Set each entry down verbatim, omitting images.

=== DATA SHOWN ===

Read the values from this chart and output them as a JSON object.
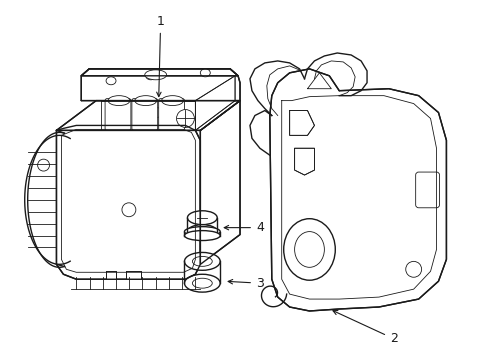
{
  "background_color": "#ffffff",
  "line_color": "#1a1a1a",
  "lw": 1.0,
  "tlw": 0.6,
  "fig_width": 4.89,
  "fig_height": 3.6,
  "dpi": 100
}
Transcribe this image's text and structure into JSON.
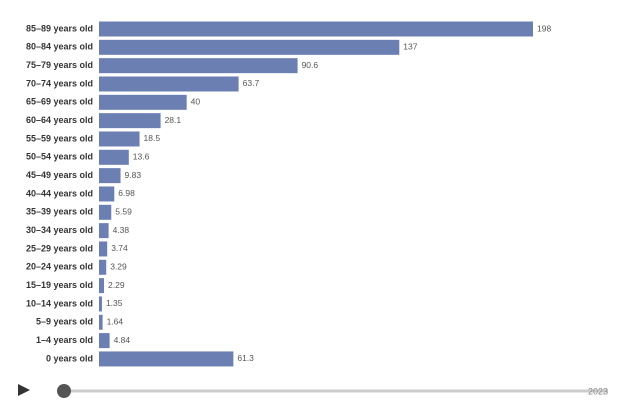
{
  "chart_data": {
    "type": "bar",
    "orientation": "horizontal",
    "color": "#6b7fb2",
    "categories": [
      "85–89 years old",
      "80–84 years old",
      "75–79 years old",
      "70–74 years old",
      "65–69 years old",
      "60–64 years old",
      "55–59 years old",
      "50–54 years old",
      "45–49 years old",
      "40–44 years old",
      "35–39 years old",
      "30–34 years old",
      "25–29 years old",
      "20–24 years old",
      "15–19 years old",
      "10–14 years old",
      "5–9 years old",
      "1–4 years old",
      "0 years old"
    ],
    "values": [
      198,
      137,
      90.6,
      63.7,
      40,
      28.1,
      18.5,
      13.6,
      9.83,
      6.98,
      5.59,
      4.38,
      3.74,
      3.29,
      2.29,
      1.35,
      1.64,
      4.84,
      61.3
    ],
    "timeline_end": "2023"
  }
}
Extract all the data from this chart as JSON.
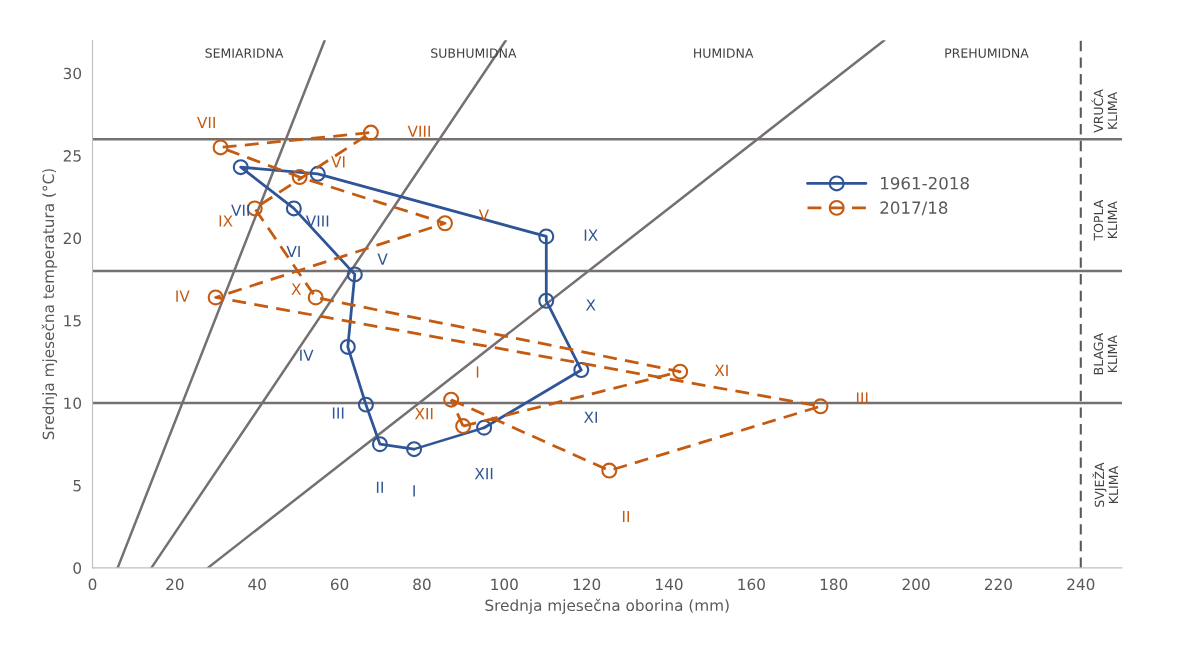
{
  "chart_data": {
    "type": "line",
    "xlabel": "Srednja mjesečna oborina (mm)",
    "ylabel": "Srednja mjesečna temperatura (°C)",
    "xlim": [
      0,
      250
    ],
    "xticks": [
      0,
      20,
      40,
      60,
      80,
      100,
      120,
      140,
      160,
      180,
      200,
      220,
      240
    ],
    "ylim": [
      0,
      32
    ],
    "yticks": [
      0,
      5,
      10,
      15,
      20,
      25,
      30
    ],
    "grid": false,
    "legend": "right",
    "marker": "circle",
    "series": [
      {
        "name": "1961-2018",
        "color": "#2f5597",
        "line_style": "solid",
        "x": [
          78.1,
          69.8,
          66.4,
          62.0,
          63.7,
          48.9,
          36.0,
          54.7,
          110.2,
          110.2,
          118.7,
          95.1
        ],
        "values": [
          7.2,
          7.5,
          9.9,
          13.4,
          17.8,
          21.8,
          24.3,
          23.9,
          20.1,
          16.2,
          12.0,
          8.5
        ]
      },
      {
        "color": "#2f5597",
        "line_style": "solid",
        "marker": "none",
        "x": [
          95.1,
          78.1
        ],
        "values": [
          8.5,
          7.2
        ]
      },
      {
        "name": "2017/18",
        "color": "#c55a11",
        "line_style": "dashed",
        "x": [
          87.1,
          125.5,
          176.8,
          29.9,
          85.6,
          50.3,
          31.1,
          67.6,
          39.4,
          54.2,
          142.7,
          90.0
        ],
        "values": [
          10.2,
          5.9,
          9.8,
          16.4,
          20.9,
          23.7,
          25.5,
          26.4,
          21.8,
          16.4,
          11.9,
          8.6
        ]
      },
      {
        "color": "#c55a11",
        "line_style": "dashed",
        "marker": "none",
        "x": [
          90.0,
          87.1
        ],
        "values": [
          8.6,
          10.2
        ]
      },
      {
        "color": "#767171",
        "line_style": "solid",
        "marker": "none",
        "x": [
          6.1,
          56.4
        ],
        "values": [
          0,
          32
        ]
      },
      {
        "color": "#767171",
        "line_style": "solid",
        "marker": "none",
        "x": [
          14.3,
          100.4
        ],
        "values": [
          0,
          32
        ]
      },
      {
        "color": "#767171",
        "line_style": "solid",
        "marker": "none",
        "x": [
          28.0,
          192.3
        ],
        "values": [
          0,
          32
        ]
      }
    ],
    "ref_lines": [
      {
        "axis": "y",
        "value": 10,
        "color": "#767171",
        "line_style": "solid"
      },
      {
        "axis": "y",
        "value": 18,
        "color": "#767171",
        "line_style": "solid"
      },
      {
        "axis": "y",
        "value": 26,
        "color": "#767171",
        "line_style": "solid"
      },
      {
        "axis": "x",
        "value": 240,
        "color": "#595959",
        "line_style": "dashed"
      }
    ],
    "annotations": [
      {
        "text": "I",
        "x": 78.1,
        "y": 7.2
      },
      {
        "text": "II",
        "x": 69.8,
        "y": 7.5
      },
      {
        "text": "III",
        "x": 66.4,
        "y": 9.9
      },
      {
        "text": "IV",
        "x": 62.0,
        "y": 13.4
      },
      {
        "text": "V",
        "x": 63.7,
        "y": 17.8
      },
      {
        "text": "VI",
        "x": 48.9,
        "y": 21.8
      },
      {
        "text": "VII",
        "x": 36.0,
        "y": 24.3
      },
      {
        "text": "VIII",
        "x": 54.7,
        "y": 23.9
      },
      {
        "text": "IX",
        "x": 110.2,
        "y": 20.1
      },
      {
        "text": "X",
        "x": 110.2,
        "y": 16.2
      },
      {
        "text": "XI",
        "x": 118.7,
        "y": 12.0
      },
      {
        "text": "XII",
        "x": 95.1,
        "y": 8.5
      },
      {
        "text": "I",
        "x": 87.1,
        "y": 10.2
      },
      {
        "text": "II",
        "x": 125.5,
        "y": 5.9
      },
      {
        "text": "III",
        "x": 176.8,
        "y": 9.8
      },
      {
        "text": "IV",
        "x": 29.9,
        "y": 16.4
      },
      {
        "text": "V",
        "x": 85.6,
        "y": 20.9
      },
      {
        "text": "VI",
        "x": 50.3,
        "y": 23.7
      },
      {
        "text": "VII",
        "x": 31.1,
        "y": 25.5
      },
      {
        "text": "VIII",
        "x": 67.6,
        "y": 26.4
      },
      {
        "text": "IX",
        "x": 39.4,
        "y": 21.8
      },
      {
        "text": "X",
        "x": 54.2,
        "y": 16.4
      },
      {
        "text": "XI",
        "x": 142.7,
        "y": 11.9
      },
      {
        "text": "XII",
        "x": 90.0,
        "y": 8.6
      },
      "SEMIARIDNA",
      "SUBHUMIDNA",
      "HUMIDNA",
      "PREHUMIDNA",
      "VRUĆA\nKLIMA",
      "TOPLA\nKLIMA",
      "BLAGA\nKLIMA",
      "SVJEŽA\nKLIMA"
    ]
  }
}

===

▸ ANSWER TO THIS PROBLEM
Read the values from this chart and output them as a JSON object.
{
  "background_color": "#ffffff",
  "line_color": "#1a1a1a",
  "lw": 1.0,
  "tlw": 0.6,
  "fig_width": 4.89,
  "fig_height": 3.6,
  "dpi": 100
}
Transcribe this image's text and structure into JSON.
{
  "chart_data": {
    "type": "bar",
    "orientation": "horizontal",
    "color": "#6b7fb2",
    "categories": [
      "85–89 years old",
      "80–84 years old",
      "75–79 years old",
      "70–74 years old",
      "65–69 years old",
      "60–64 years old",
      "55–59 years old",
      "50–54 years old",
      "45–49 years old",
      "40–44 years old",
      "35–39 years old",
      "30–34 years old",
      "25–29 years old",
      "20–24 years old",
      "15–19 years old",
      "10–14 years old",
      "5–9 years old",
      "1–4 years old",
      "0 years old"
    ],
    "values": [
      198,
      137,
      90.6,
      63.7,
      40,
      28.1,
      18.5,
      13.6,
      9.83,
      6.98,
      5.59,
      4.38,
      3.74,
      3.29,
      2.29,
      1.35,
      1.64,
      4.84,
      61.3
    ],
    "timeline_end": "2023"
  }
}
Extract all the data from this chart as JSON.
{
  "chart_data": {
    "type": "line",
    "xlabel": "Srednja mjesečna oborina (mm)",
    "ylabel": "Srednja mjesečna temperatura (°C)",
    "xlim": [
      0,
      250
    ],
    "xticks": [
      0,
      20,
      40,
      60,
      80,
      100,
      120,
      140,
      160,
      180,
      200,
      220,
      240
    ],
    "ylim": [
      0,
      32
    ],
    "yticks": [
      0,
      5,
      10,
      15,
      20,
      25,
      30
    ],
    "grid": false,
    "legend": "right",
    "marker": "circle",
    "series": [
      {
        "name": "1961-2018",
        "color": "#2f5597",
        "line_style": "solid",
        "x": [
          78.1,
          69.8,
          66.4,
          62.0,
          63.7,
          48.9,
          36.0,
          54.7,
          110.2,
          110.2,
          118.7,
          95.1
        ],
        "values": [
          7.2,
          7.5,
          9.9,
          13.4,
          17.8,
          21.8,
          24.3,
          23.9,
          20.1,
          16.2,
          12.0,
          8.5
        ]
      },
      {
        "color": "#2f5597",
        "line_style": "solid",
        "marker": "none",
        "x": [
          95.1,
          78.1
        ],
        "values": [
          8.5,
          7.2
        ]
      },
      {
        "name": "2017/18",
        "color": "#c55a11",
        "line_style": "dashed",
        "x": [
          87.1,
          125.5,
          176.8,
          29.9,
          85.6,
          50.3,
          31.1,
          67.6,
          39.4,
          54.2,
          142.7,
          90.0
        ],
        "values": [
          10.2,
          5.9,
          9.8,
          16.4,
          20.9,
          23.7,
          25.5,
          26.4,
          21.8,
          16.4,
          11.9,
          8.6
        ]
      },
      {
        "color": "#c55a11",
        "line_style": "dashed",
        "marker": "none",
        "x": [
          90.0,
          87.1
        ],
        "values": [
          8.6,
          10.2
        ]
      },
      {
        "color": "#767171",
        "line_style": "solid",
        "marker": "none",
        "x": [
          6.1,
          56.4
        ],
        "values": [
          0,
          32
        ]
      },
      {
        "color": "#767171",
        "line_style": "solid",
        "marker": "none",
        "x": [
          14.3,
          100.4
        ],
        "values": [
          0,
          32
        ]
      },
      {
        "color": "#767171",
        "line_style": "solid",
        "marker": "none",
        "x": [
          28.0,
          192.3
        ],
        "values": [
          0,
          32
        ]
      }
    ],
    "ref_lines": [
      {
        "axis": "y",
        "value": 10,
        "color": "#767171",
        "line_style": "solid"
      },
      {
        "axis": "y",
        "value": 18,
        "color": "#767171",
        "line_style": "solid"
      },
      {
        "axis": "y",
        "value": 26,
        "color": "#767171",
        "line_style": "solid"
      },
      {
        "axis": "x",
        "value": 240,
        "color": "#595959",
        "line_style": "dashed"
      }
    ],
    "annotations": [
      {
        "text": "I",
        "x": 78.1,
        "y": 7.2
      },
      {
        "text": "II",
        "x": 69.8,
        "y": 7.5
      },
      {
        "text": "III",
        "x": 66.4,
        "y": 9.9
      },
      {
        "text": "IV",
        "x": 62.0,
        "y": 13.4
      },
      {
        "text": "V",
        "x": 63.7,
        "y": 17.8
      },
      {
        "text": "VI",
        "x": 48.9,
        "y": 21.8
      },
      {
        "text": "VII",
        "x": 36.0,
        "y": 24.3
      },
      {
        "text": "VIII",
        "x": 54.7,
        "y": 23.9
      },
      {
        "text": "IX",
        "x": 110.2,
        "y": 20.1
      },
      {
        "text": "X",
        "x": 110.2,
        "y": 16.2
      },
      {
        "text": "XI",
        "x": 118.7,
        "y": 12.0
      },
      {
        "text": "XII",
        "x": 95.1,
        "y": 8.5
      },
      {
        "text": "I",
        "x": 87.1,
        "y": 10.2
      },
      {
        "text": "II",
        "x": 125.5,
        "y": 5.9
      },
      {
        "text": "III",
        "x": 176.8,
        "y": 9.8
      },
      {
        "text": "IV",
        "x": 29.9,
        "y": 16.4
      },
      {
        "text": "V",
        "x": 85.6,
        "y": 20.9
      },
      {
        "text": "VI",
        "x": 50.3,
        "y": 23.7
      },
      {
        "text": "VII",
        "x": 31.1,
        "y": 25.5
      },
      {
        "text": "VIII",
        "x": 67.6,
        "y": 26.4
      },
      {
        "text": "IX",
        "x": 39.4,
        "y": 21.8
      },
      {
        "text": "X",
        "x": 54.2,
        "y": 16.4
      },
      {
        "text": "XI",
        "x": 142.7,
        "y": 11.9
      },
      {
        "text": "XII",
        "x": 90.0,
        "y": 8.6
      },
      "SEMIARIDNA",
      "SUBHUMIDNA",
      "HUMIDNA",
      "PREHUMIDNA",
      "VRUĆA\nKLIMA",
      "TOPLA\nKLIMA",
      "BLAGA\nKLIMA",
      "SVJEŽA\nKLIMA"
    ]
  }
}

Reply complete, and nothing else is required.